PROBLEM: Repeat every record below exactly, omitting any pictures.

RECORDS SHOWN:
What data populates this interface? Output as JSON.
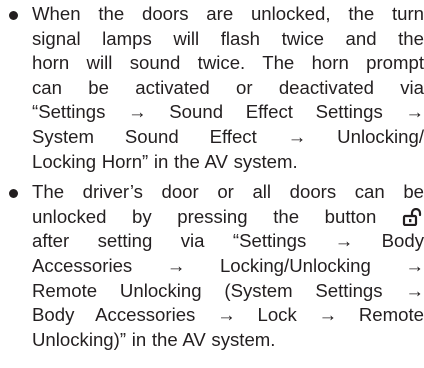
{
  "bullets": [
    {
      "lines": [
        "When the doors are unlocked, the turn",
        "signal lamps will flash twice and the",
        "horn will sound twice. The horn prompt",
        "can be activated or deactivated via",
        "“Settings → Sound Effect Settings →",
        "System Sound Effect → Unlocking/",
        "Locking Horn” in the AV system."
      ]
    },
    {
      "line1": "The driver’s door or all doors can be",
      "line2_before_icon": "unlocked by pressing the button",
      "icon_name": "unlock-padlock-icon",
      "lines_rest": [
        "after setting via “Settings → Body",
        "Accessories → Locking/Unlocking →",
        "Remote Unlocking (System Settings →",
        "Body Accessories → Lock → Remote",
        "Unlocking)” in the AV system."
      ]
    }
  ]
}
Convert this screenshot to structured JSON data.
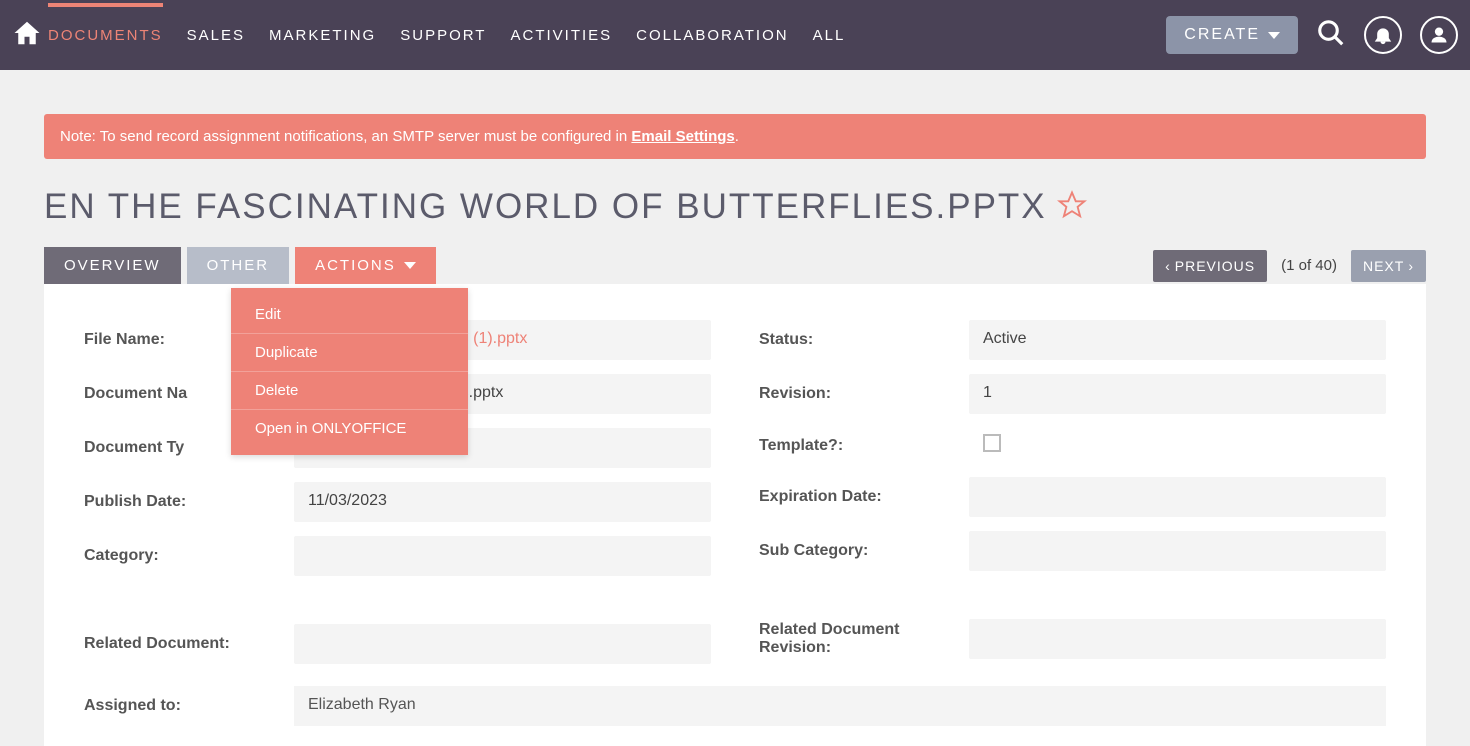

ANSWER TO THE TASK:
What data populates this interface? Output as JSON.
{
  "bullets": [
    {
      "lines": [
        "When the doors are unlocked, the turn",
        "signal lamps will flash twice and the",
        "horn will sound twice. The horn prompt",
        "can be activated or deactivated via",
        "“Settings → Sound Effect Settings →",
        "System Sound Effect → Unlocking/",
        "Locking Horn” in the AV system."
      ]
    },
    {
      "line1": "The driver’s door or all doors can be",
      "line2_before_icon": "unlocked by pressing the button",
      "icon_name": "unlock-padlock-icon",
      "lines_rest": [
        "after setting via “Settings → Body",
        "Accessories → Locking/Unlocking →",
        "Remote Unlocking (System Settings →",
        "Body Accessories → Lock → Remote",
        "Unlocking)” in the AV system."
      ]
    }
  ]
}
Convert this screenshot to structured JSON data.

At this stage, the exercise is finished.